### Stored data
* * * * *

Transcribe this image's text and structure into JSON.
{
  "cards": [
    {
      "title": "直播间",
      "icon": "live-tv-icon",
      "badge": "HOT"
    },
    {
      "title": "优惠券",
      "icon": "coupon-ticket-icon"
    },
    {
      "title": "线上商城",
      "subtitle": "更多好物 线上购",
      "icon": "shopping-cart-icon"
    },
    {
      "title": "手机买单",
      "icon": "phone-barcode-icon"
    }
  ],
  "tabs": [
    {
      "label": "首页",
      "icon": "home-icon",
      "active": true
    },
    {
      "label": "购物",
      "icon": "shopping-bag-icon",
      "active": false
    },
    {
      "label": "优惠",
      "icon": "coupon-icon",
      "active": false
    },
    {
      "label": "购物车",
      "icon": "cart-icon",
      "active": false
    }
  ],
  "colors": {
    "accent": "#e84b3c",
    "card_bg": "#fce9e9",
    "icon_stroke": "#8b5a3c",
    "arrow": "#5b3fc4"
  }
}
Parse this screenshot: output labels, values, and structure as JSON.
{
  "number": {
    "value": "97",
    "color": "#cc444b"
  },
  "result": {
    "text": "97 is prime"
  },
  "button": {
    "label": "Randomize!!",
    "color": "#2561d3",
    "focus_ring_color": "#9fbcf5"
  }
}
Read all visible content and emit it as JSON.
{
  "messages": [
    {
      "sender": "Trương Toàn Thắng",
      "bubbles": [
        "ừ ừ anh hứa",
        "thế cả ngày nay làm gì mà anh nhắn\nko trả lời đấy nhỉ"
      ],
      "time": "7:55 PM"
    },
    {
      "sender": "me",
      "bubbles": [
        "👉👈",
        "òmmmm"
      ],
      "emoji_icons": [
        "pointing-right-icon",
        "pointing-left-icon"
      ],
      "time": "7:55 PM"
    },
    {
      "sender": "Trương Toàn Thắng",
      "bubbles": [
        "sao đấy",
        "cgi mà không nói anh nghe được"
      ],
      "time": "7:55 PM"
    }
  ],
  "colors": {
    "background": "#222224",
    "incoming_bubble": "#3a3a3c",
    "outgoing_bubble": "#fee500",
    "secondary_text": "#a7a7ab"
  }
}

* * * * *

Reproduce the records in full, exactly as written.

### FULL ANSWER
Transcribe this image's text and structure into JSON.
{
  "cards": [
    {
      "title": "直播间",
      "icon": "live-tv-icon",
      "badge": "HOT"
    },
    {
      "title": "优惠券",
      "icon": "coupon-ticket-icon"
    },
    {
      "title": "线上商城",
      "subtitle": "更多好物 线上购",
      "icon": "shopping-cart-icon"
    },
    {
      "title": "手机买单",
      "icon": "phone-barcode-icon"
    }
  ],
  "tabs": [
    {
      "label": "首页",
      "icon": "home-icon",
      "active": true
    },
    {
      "label": "购物",
      "icon": "shopping-bag-icon",
      "active": false
    },
    {
      "label": "优惠",
      "icon": "coupon-icon",
      "active": false
    },
    {
      "label": "购物车",
      "icon": "cart-icon",
      "active": false
    }
  ],
  "colors": {
    "accent": "#e84b3c",
    "card_bg": "#fce9e9",
    "icon_stroke": "#8b5a3c",
    "arrow": "#5b3fc4"
  }
}
Parse this screenshot: output labels, values, and structure as JSON.
{
  "number": {
    "value": "97",
    "color": "#cc444b"
  },
  "result": {
    "text": "97 is prime"
  },
  "button": {
    "label": "Randomize!!",
    "color": "#2561d3",
    "focus_ring_color": "#9fbcf5"
  }
}
Read all visible content and emit it as JSON.
{
  "messages": [
    {
      "sender": "Trương Toàn Thắng",
      "bubbles": [
        "ừ ừ anh hứa",
        "thế cả ngày nay làm gì mà anh nhắn\nko trả lời đấy nhỉ"
      ],
      "time": "7:55 PM"
    },
    {
      "sender": "me",
      "bubbles": [
        "👉👈",
        "òmmmm"
      ],
      "emoji_icons": [
        "pointing-right-icon",
        "pointing-left-icon"
      ],
      "time": "7:55 PM"
    },
    {
      "sender": "Trương Toàn Thắng",
      "bubbles": [
        "sao đấy",
        "cgi mà không nói anh nghe được"
      ],
      "time": "7:55 PM"
    }
  ],
  "colors": {
    "background": "#222224",
    "incoming_bubble": "#3a3a3c",
    "outgoing_bubble": "#fee500",
    "secondary_text": "#a7a7ab"
  }
}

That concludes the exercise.